** What is being asked **
Set down each line of the material that follows, exactly, with no pictures.

(Records from a data source)

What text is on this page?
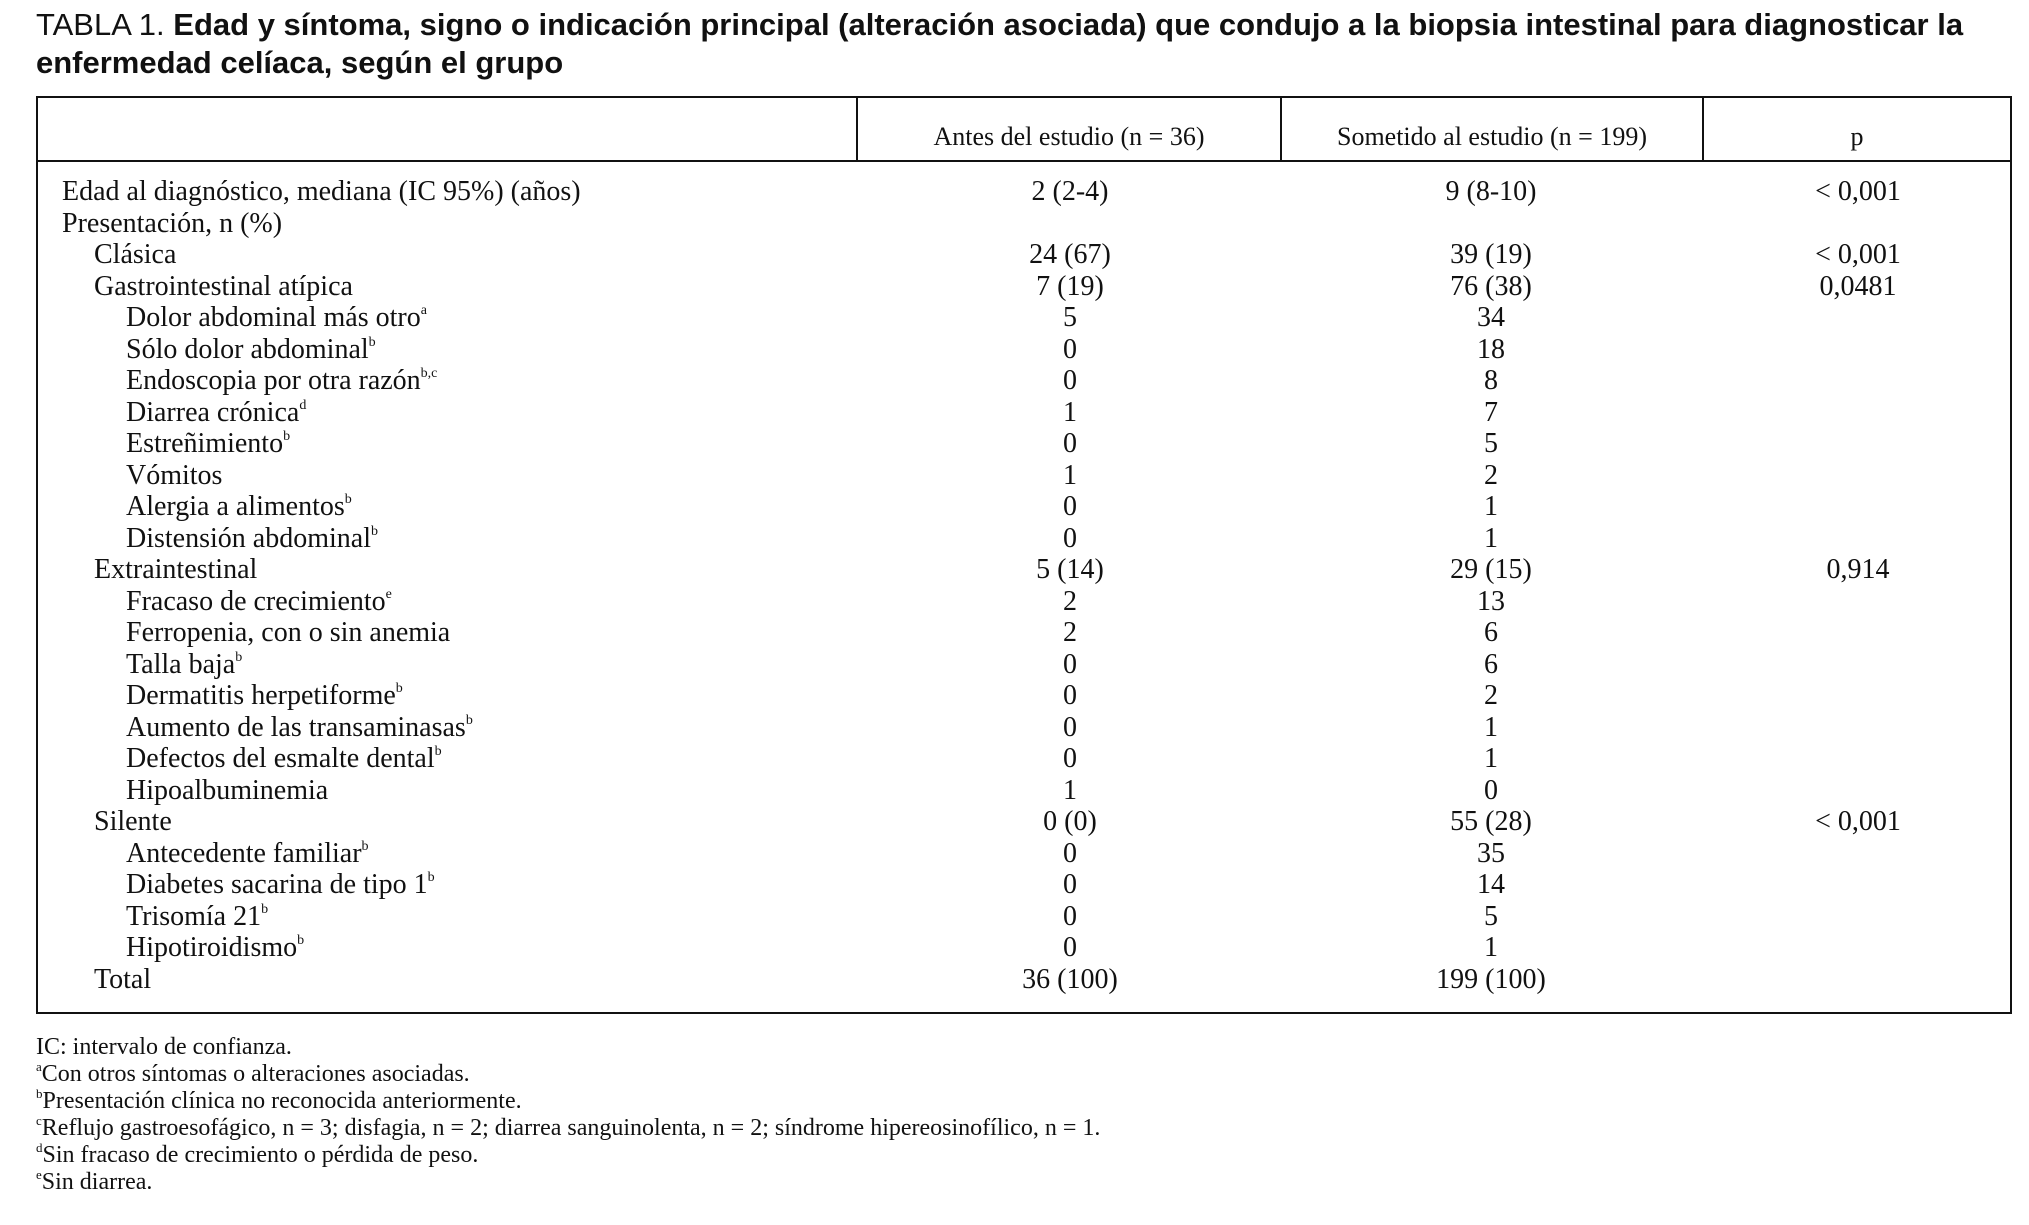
TABLA 1. Edad y síntoma, signo o indicación principal (alteración asociada) que condujo a la biopsia intestinal para diagnosticar la enfermedad celíaca, según el grupo
Antes del estudio (n = 36)	Sometido al estudio (n = 199)	p
Edad al diagnóstico, mediana (IC 95%) (años)	2 (2-4)	9 (8-10)	< 0,001
Presentación, n (%)
Clásica	24 (67)	39 (19)	< 0,001
Gastrointestinal atípica	7 (19)	76 (38)	0,0481
Dolor abdominal más otro$^a$	5	34
Sólo dolor abdominal$^b$	0	18
Endoscopia por otra razón$^{b,c}$	0	8
Diarrea crónica$^d$	1	7
Estreñimiento$^b$	0	5
Vómitos	1	2
Alergia a alimentos$^b$	0	1
Distensión abdominal$^b$	0	1
Extraintestinal	5 (14)	29 (15)	0,914
Fracaso de crecimiento$^e$	2	13
Ferropenia, con o sin anemia	2	6
Talla baja$^b$	0	6
Dermatitis herpetiforme$^b$	0	2
Aumento de las transaminasas$^b$	0	1
Defectos del esmalte dental$^b$	0	1
Hipoalbuminemia	1	0
Silente	0 (0)	55 (28)	< 0,001
Antecedente familiar$^b$	0	35
Diabetes sacarina de tipo 1$^b$	0	14
Trisomía 21$^b$	0	5
Hipotiroidismo$^b$	0	1
Total	36 (100)	199 (100)
IC: intervalo de confianza.
$^a$Con otros síntomas o alteraciones asociadas.
$^b$Presentación clínica no reconocida anteriormente.
$^c$Reflujo gastroesofágico, n = 3; disfagia, n = 2; diarrea sanguinolenta, n = 2; síndrome hipereosinofílico, n = 1.
$^d$Sin fracaso de crecimiento o pérdida de peso.
$^e$Sin diarrea.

** Worked answer **
What text is on this page?
TABLA 1. Edad y síntoma, signo o indicación principal (alteración asociada) que condujo a la biopsia intestinal para diagnosticar la enfermedad celíaca, según el grupo
Antes del estudio (n = 36)	Sometido al estudio (n = 199)	p
Edad al diagnóstico, mediana (IC 95%) (años)	2 (2-4)	9 (8-10)	< 0,001
Presentación, n (%)
Clásica	24 (67)	39 (19)	< 0,001
Gastrointestinal atípica	7 (19)	76 (38)	0,0481
Dolor abdominal más otro$^a$	5	34
Sólo dolor abdominal$^b$	0	18
Endoscopia por otra razón$^{b,c}$	0	8
Diarrea crónica$^d$	1	7
Estreñimiento$^b$	0	5
Vómitos	1	2
Alergia a alimentos$^b$	0	1
Distensión abdominal$^b$	0	1
Extraintestinal	5 (14)	29 (15)	0,914
Fracaso de crecimiento$^e$	2	13
Ferropenia, con o sin anemia	2	6
Talla baja$^b$	0	6
Dermatitis herpetiforme$^b$	0	2
Aumento de las transaminasas$^b$	0	1
Defectos del esmalte dental$^b$	0	1
Hipoalbuminemia	1	0
Silente	0 (0)	55 (28)	< 0,001
Antecedente familiar$^b$	0	35
Diabetes sacarina de tipo 1$^b$	0	14
Trisomía 21$^b$	0	5
Hipotiroidismo$^b$	0	1
Total	36 (100)	199 (100)
IC: intervalo de confianza.
$^a$Con otros síntomas o alteraciones asociadas.
$^b$Presentación clínica no reconocida anteriormente.
$^c$Reflujo gastroesofágico, n = 3; disfagia, n = 2; diarrea sanguinolenta, n = 2; síndrome hipereosinofílico, n = 1.
$^d$Sin fracaso de crecimiento o pérdida de peso.
$^e$Sin diarrea.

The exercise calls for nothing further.